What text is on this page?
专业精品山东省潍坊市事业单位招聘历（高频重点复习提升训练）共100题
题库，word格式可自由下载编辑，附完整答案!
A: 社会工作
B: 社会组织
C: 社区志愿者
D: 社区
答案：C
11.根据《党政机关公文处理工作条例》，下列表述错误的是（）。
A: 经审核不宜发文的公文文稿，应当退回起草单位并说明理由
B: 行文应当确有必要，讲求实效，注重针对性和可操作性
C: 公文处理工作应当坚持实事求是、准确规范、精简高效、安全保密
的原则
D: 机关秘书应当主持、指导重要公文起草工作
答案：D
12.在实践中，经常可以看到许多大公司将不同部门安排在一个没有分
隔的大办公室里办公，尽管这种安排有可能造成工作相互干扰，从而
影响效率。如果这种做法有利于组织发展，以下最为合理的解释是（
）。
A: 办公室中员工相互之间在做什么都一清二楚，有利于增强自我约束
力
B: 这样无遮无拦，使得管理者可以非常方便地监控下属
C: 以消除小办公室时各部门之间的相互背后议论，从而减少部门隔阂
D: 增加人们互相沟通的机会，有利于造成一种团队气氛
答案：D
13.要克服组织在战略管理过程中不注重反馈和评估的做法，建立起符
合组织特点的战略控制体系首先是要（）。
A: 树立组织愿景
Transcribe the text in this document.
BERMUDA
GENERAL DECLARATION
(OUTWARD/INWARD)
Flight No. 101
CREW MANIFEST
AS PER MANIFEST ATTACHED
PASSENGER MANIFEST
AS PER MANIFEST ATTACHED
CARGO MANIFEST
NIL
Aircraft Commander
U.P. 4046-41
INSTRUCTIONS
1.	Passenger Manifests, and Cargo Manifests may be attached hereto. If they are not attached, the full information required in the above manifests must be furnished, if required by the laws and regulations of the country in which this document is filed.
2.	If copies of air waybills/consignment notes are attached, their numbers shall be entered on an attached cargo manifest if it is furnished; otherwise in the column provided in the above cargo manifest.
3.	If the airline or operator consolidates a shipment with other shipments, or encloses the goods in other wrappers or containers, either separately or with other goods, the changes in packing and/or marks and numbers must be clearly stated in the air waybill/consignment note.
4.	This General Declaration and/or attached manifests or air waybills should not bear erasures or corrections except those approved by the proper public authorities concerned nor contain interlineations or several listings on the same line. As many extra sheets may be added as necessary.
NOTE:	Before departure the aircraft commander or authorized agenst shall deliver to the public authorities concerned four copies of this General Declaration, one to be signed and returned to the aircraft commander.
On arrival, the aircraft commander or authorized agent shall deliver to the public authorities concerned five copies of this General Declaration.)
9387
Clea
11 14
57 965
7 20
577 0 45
# # # # #
(YOUR OBJECTIVE): Search the preceding listing for the word "manifests" and pull out every line that holds it.

(PROBLEM SOLUTION):
1.	Passenger Manifests, and Cargo Manifests may be attached hereto. If they are not attached, the full information required in the above manifests must be furnished, if required by the laws and regulations of the country in which this document is filed.
4.	This General Declaration and/or attached manifests or air waybills should not bear erasures or corrections except those approved by the proper public authorities concerned nor contain interlineations or several listings on the same line. As many extra sheets may be added as necessary.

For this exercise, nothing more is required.